Working data:
>> Start

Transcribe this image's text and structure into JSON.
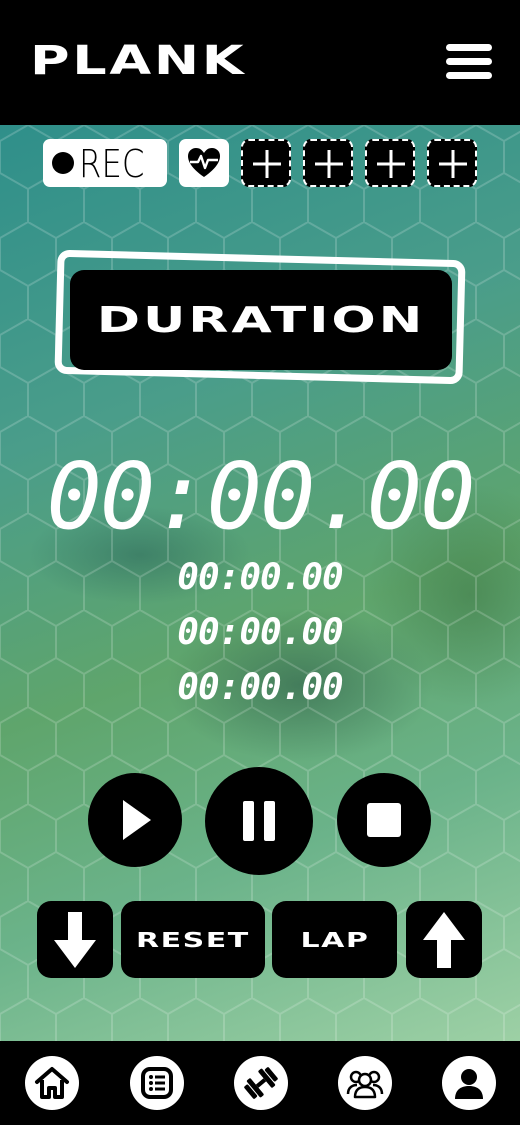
{
  "header": {
    "title": "PLANK",
    "menu_icon": "hamburger-menu-icon"
  },
  "toolbar": {
    "rec_label": "REC",
    "rec_icon": "record-dot-icon",
    "heart_icon": "heart-rate-icon",
    "add_slots": [
      "plus-icon",
      "plus-icon",
      "plus-icon",
      "plus-icon"
    ]
  },
  "timer": {
    "label": "DURATION",
    "main": "00:00.00",
    "laps": [
      "00:00.00",
      "00:00.00",
      "00:00.00"
    ]
  },
  "controls": {
    "play_icon": "play-icon",
    "pause_icon": "pause-icon",
    "stop_icon": "stop-icon",
    "down_icon": "arrow-down-icon",
    "reset_label": "RESET",
    "lap_label": "LAP",
    "up_icon": "arrow-up-icon"
  },
  "nav": {
    "items": [
      "home-icon",
      "list-icon",
      "dumbbell-icon",
      "community-icon",
      "profile-icon"
    ]
  },
  "colors": {
    "background": "#000000",
    "foreground": "#ffffff",
    "gradient_start": "#2f8f8a",
    "gradient_end": "#9dd0a5"
  }
}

>> End

Objective: Check each line above for the string "arrow" and report how many lines have it, giving only the number.

The completed task: 2